Every line from the one with "Give me a plain-text" to the end of the data needs to be copied exactly, and no line before it.

**Given data:**
+ + + + +

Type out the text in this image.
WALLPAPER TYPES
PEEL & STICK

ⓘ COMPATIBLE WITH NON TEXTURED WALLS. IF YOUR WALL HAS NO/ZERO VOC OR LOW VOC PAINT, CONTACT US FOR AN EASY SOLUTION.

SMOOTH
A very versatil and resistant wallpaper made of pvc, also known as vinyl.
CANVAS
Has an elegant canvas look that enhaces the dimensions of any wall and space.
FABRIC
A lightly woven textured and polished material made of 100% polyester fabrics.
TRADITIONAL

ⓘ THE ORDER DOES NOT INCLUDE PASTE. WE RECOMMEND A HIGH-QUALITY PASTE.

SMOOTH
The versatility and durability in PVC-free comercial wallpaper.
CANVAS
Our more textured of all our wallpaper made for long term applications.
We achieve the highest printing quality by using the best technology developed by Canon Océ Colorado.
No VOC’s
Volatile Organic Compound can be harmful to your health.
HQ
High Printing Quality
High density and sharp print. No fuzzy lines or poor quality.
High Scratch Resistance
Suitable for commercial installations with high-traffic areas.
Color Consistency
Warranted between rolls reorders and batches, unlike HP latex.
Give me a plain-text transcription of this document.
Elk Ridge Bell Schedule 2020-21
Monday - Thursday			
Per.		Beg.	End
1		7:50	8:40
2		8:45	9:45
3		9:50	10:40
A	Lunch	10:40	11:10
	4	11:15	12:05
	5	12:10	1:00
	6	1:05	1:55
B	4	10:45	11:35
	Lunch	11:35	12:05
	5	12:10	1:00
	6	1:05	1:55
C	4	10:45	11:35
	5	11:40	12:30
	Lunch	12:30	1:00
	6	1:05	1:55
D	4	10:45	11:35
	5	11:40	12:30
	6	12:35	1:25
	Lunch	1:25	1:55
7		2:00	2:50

+ + + + +

**Completed exercise:**
Give me a plain-text transcription of this document.
Elk Ridge Bell Schedule 2020-21
Monday - Thursday			
Per.		Beg.	End
1		7:50	8:40
2		8:45	9:45
3		9:50	10:40
A	Lunch	10:40	11:10
	4	11:15	12:05
	5	12:10	1:00
	6	1:05	1:55
B	4	10:45	11:35
	Lunch	11:35	12:05
	5	12:10	1:00
	6	1:05	1:55
C	4	10:45	11:35
	5	11:40	12:30
	Lunch	12:30	1:00
	6	1:05	1:55
D	4	10:45	11:35
	5	11:40	12:30
	6	12:35	1:25
	Lunch	1:25	1:55
7		2:00	2:50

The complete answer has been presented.